> _Task A_:
Answer these questions using the report on Ms Lennon's court case:
(i) Which organization had previously offered Ms Lennon work?
(ii) At which hospital did she arrive on February 4th, 2007?
(iii) What did the medical registrar diagnose her as suffering from?
> _Task B_: Continue the report on Ms Lennon's court case, picking up after its final sentence.

Mr McCullough said Ms Lennon is very determined and her condition has improved somewhat since she was last before the court. While she remains often confined to a wheelchair, she can manage to walk significant distances with the assistance of carers.

She can no longer sing and, had she not suffered her injuries, may have pursued a professional career in music or psychology, he said. She had previously been offered work with Riverdance.

Ms Lennon (42), a mother of one, suffered severe injuries in 2007 due to failures to properly diagnose the cause of her headaches. Suing through her now deceased father John Lennon, Ms Lennon had sued the HSE and Dr Patrick Mathuna, a GP at Castle Mill Medical Centre, Balbriggan, arising from her injuries. Liability was admitted by both defendants.

Formerly of Newhaven Bay, Balbriggan, and now living in Kilbarrack, Dublin, she was 39 weeks pregnant at the time of her injury and later gave birth to her daughter Claudia. The High Court was previously told she would have been fine had a CT scan of her brain had been carried out in time.

In the action, it was alleged Ms Lennon arrived at the accident and emergency unit of Our Lady of Lourdes Hospital, Drogheda, Co Louth, on February 4th, 2007 complaining of headaches and was diagnosed by a medical registrar as suffering from a urinary tract infection and dehydration.

As she was pregnant, she was assessed by a midwife and later underwent a Caesarean section. Doctors at the hospital twice queried whether she should have a CT scan of her brain but none was carried out.

[Page segmentation data]
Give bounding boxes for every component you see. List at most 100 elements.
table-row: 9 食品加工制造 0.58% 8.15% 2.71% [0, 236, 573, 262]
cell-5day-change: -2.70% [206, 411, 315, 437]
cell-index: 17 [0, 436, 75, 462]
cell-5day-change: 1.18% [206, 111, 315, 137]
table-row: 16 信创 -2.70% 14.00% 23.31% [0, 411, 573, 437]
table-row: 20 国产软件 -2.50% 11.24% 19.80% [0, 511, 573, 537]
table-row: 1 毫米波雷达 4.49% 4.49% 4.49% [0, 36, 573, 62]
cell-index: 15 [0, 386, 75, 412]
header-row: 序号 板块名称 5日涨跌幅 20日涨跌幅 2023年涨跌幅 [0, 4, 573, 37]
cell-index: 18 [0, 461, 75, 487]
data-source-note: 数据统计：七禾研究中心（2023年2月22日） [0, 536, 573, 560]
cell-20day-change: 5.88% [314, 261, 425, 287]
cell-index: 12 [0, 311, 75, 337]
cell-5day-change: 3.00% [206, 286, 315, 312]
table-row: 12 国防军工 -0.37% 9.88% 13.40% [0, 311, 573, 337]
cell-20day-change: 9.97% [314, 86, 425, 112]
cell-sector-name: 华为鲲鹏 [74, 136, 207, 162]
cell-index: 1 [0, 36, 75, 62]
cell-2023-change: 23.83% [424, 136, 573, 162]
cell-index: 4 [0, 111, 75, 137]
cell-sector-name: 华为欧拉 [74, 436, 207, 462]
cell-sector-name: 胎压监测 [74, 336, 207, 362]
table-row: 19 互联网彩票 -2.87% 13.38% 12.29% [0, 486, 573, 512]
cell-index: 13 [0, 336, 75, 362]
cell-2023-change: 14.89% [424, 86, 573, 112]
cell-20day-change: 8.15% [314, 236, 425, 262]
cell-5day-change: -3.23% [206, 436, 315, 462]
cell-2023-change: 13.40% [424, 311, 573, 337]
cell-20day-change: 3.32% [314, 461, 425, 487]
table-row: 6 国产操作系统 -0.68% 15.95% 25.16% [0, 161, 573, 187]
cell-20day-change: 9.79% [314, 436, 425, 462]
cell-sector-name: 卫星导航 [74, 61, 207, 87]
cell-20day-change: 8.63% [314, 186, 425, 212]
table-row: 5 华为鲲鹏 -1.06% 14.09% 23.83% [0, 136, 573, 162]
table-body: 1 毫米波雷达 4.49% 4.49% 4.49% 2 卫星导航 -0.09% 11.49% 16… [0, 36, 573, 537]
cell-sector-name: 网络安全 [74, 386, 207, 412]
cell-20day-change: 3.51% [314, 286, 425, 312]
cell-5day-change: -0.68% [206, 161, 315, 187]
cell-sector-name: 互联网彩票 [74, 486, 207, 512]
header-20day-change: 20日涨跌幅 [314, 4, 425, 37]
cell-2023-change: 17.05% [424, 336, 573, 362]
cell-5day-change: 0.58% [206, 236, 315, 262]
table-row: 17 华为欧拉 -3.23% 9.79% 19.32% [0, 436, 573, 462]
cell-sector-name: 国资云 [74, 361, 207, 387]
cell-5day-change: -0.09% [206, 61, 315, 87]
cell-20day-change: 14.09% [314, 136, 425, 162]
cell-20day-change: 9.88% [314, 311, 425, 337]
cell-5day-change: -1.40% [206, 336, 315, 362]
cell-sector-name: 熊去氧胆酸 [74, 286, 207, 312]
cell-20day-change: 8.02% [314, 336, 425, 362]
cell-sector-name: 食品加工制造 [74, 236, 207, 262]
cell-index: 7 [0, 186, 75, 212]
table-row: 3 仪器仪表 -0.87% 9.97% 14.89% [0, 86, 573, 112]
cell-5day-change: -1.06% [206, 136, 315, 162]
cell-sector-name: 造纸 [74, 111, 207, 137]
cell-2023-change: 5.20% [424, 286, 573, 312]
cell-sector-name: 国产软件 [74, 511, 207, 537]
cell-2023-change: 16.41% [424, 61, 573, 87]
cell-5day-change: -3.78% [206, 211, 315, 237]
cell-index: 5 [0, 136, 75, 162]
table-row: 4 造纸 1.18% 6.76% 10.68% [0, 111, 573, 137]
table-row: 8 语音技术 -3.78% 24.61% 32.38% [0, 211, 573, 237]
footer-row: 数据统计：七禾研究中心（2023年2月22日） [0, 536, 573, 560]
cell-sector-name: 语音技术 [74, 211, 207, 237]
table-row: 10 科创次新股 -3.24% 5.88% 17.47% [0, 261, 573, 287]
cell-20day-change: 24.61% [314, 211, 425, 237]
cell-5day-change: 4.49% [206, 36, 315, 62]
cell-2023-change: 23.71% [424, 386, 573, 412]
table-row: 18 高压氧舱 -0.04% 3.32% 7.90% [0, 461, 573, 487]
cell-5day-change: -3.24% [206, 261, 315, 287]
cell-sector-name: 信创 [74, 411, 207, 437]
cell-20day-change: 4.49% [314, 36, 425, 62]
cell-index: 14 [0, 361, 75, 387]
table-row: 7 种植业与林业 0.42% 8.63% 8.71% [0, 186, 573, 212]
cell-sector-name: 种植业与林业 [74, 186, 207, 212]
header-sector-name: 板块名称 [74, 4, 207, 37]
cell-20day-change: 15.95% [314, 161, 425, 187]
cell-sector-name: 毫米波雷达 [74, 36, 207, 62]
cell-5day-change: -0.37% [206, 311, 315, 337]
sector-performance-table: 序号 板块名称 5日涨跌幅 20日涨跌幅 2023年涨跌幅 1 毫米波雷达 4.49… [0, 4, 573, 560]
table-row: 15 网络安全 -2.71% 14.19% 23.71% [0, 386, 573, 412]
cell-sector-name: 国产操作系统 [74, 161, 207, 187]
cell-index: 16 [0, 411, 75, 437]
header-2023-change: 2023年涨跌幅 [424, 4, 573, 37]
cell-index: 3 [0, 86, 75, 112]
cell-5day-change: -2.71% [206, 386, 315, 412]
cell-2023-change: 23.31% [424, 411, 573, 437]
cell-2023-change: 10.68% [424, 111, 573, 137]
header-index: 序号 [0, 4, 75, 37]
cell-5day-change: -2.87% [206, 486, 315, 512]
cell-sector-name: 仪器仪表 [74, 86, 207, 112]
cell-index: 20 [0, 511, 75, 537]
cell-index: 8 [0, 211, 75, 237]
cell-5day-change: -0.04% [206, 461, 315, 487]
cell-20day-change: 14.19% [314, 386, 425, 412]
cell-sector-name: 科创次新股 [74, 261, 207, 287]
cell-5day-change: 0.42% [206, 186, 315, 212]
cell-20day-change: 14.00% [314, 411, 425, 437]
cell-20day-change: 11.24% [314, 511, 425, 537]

> _Written reply A_:
(i) Riverdance
(ii) Our Lady of Lourdes Hospital, Drogheda, Co Louth
(iii) A urinary tract infection and dehydration

> _Written reply B_:
She was discharged on February 11th along with her baby but continued to suffer from headaches and was vomiting. She attended Dr Mathuna’s clinic on February 14th when she was given an injection which worked for around 24 hours.

Dr Mathuna called to her on February 17th, told her he believed she could be suffering post-natal depression and exhaustion and prescribed a sedative, it was claimed. Later that day, she collapsed at home and was taken to hospital where a CT scan carried out the next day revealed an abscess in her brain had burst.

It was alleged the HSE, as operator of the hospital, was negligent in failing to carry out the CT scan when she first went to hospital and carried it out too late on the second admission. It was alleged Dr Mathuna was negligent by wrongly diagnosing her symptoms as pregnancy-related and failing to refer her to the hospital having regard to her history of repeated headaches.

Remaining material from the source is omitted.